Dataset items
>>>>

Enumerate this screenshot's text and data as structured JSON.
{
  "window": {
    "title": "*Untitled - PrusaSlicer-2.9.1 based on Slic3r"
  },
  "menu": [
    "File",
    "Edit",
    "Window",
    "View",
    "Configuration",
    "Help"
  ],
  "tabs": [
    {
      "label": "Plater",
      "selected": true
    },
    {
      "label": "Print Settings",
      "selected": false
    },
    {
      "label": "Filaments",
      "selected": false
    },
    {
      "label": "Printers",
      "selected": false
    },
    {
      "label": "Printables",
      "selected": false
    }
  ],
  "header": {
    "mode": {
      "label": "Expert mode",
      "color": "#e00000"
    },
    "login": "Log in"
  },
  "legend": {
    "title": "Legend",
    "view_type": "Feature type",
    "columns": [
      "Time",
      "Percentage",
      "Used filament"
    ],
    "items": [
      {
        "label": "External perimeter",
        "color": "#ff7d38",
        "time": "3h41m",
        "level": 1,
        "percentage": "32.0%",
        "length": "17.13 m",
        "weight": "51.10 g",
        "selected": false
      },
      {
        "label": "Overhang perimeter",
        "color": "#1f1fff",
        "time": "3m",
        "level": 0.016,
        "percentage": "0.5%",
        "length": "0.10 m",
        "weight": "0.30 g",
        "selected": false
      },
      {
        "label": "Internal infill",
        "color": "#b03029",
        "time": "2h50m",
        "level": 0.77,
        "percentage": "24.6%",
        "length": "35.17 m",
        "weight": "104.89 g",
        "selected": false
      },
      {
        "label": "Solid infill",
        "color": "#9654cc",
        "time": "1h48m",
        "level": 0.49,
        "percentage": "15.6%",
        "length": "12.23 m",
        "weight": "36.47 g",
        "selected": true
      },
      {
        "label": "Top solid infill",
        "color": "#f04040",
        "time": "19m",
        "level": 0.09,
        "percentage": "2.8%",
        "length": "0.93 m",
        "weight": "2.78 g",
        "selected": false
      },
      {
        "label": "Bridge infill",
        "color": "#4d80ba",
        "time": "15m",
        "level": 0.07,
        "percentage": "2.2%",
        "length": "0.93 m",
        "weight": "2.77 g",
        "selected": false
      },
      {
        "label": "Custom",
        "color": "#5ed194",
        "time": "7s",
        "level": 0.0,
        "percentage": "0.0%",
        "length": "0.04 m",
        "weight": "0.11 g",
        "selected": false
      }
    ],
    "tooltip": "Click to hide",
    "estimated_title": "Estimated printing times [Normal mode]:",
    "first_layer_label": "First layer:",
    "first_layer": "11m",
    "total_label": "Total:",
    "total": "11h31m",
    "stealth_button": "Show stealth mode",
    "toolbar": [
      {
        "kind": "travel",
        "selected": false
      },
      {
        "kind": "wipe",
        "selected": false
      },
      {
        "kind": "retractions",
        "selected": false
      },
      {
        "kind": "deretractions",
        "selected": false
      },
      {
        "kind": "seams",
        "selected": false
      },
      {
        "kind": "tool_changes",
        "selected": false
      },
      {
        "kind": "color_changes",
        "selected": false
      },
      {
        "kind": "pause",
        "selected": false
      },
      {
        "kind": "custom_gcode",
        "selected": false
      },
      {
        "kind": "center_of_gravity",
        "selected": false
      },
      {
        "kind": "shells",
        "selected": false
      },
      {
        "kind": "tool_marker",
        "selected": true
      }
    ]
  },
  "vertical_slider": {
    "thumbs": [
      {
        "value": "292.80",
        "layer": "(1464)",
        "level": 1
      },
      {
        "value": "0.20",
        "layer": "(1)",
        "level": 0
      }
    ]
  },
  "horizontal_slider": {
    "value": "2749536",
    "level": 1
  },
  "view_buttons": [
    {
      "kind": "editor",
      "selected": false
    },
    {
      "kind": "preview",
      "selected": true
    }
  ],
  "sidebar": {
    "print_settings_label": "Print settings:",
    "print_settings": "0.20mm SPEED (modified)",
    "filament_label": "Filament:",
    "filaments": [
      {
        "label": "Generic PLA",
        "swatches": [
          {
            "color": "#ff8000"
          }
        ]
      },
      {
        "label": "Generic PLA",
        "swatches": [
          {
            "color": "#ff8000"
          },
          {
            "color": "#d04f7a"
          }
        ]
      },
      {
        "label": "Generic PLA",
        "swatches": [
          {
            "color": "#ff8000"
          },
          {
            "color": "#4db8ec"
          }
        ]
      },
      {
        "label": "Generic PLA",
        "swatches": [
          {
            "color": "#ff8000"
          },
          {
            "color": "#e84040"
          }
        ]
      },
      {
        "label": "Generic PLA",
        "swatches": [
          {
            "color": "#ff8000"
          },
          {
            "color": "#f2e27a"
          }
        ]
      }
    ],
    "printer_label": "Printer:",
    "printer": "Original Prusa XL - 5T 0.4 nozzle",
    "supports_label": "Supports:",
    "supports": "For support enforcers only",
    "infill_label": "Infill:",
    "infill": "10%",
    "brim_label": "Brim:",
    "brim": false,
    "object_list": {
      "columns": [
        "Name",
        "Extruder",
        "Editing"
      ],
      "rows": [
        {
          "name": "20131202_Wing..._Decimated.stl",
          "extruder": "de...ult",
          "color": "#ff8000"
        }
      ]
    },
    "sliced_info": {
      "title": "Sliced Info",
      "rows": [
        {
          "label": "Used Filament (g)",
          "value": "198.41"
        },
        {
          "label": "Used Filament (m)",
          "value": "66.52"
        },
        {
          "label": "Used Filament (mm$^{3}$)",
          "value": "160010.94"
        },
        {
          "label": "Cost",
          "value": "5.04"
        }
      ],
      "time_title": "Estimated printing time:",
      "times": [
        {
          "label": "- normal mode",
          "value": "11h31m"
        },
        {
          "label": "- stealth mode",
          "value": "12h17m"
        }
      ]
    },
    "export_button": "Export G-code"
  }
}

<<<<

▶ [AIM OF THE EXERCISE] Identify the lines that hold the word "stealth". Copy every one of them.

▶ [OUTPUT BELOW]
    "stealth_button": "Show stealth mode",
          "label": "- stealth mode",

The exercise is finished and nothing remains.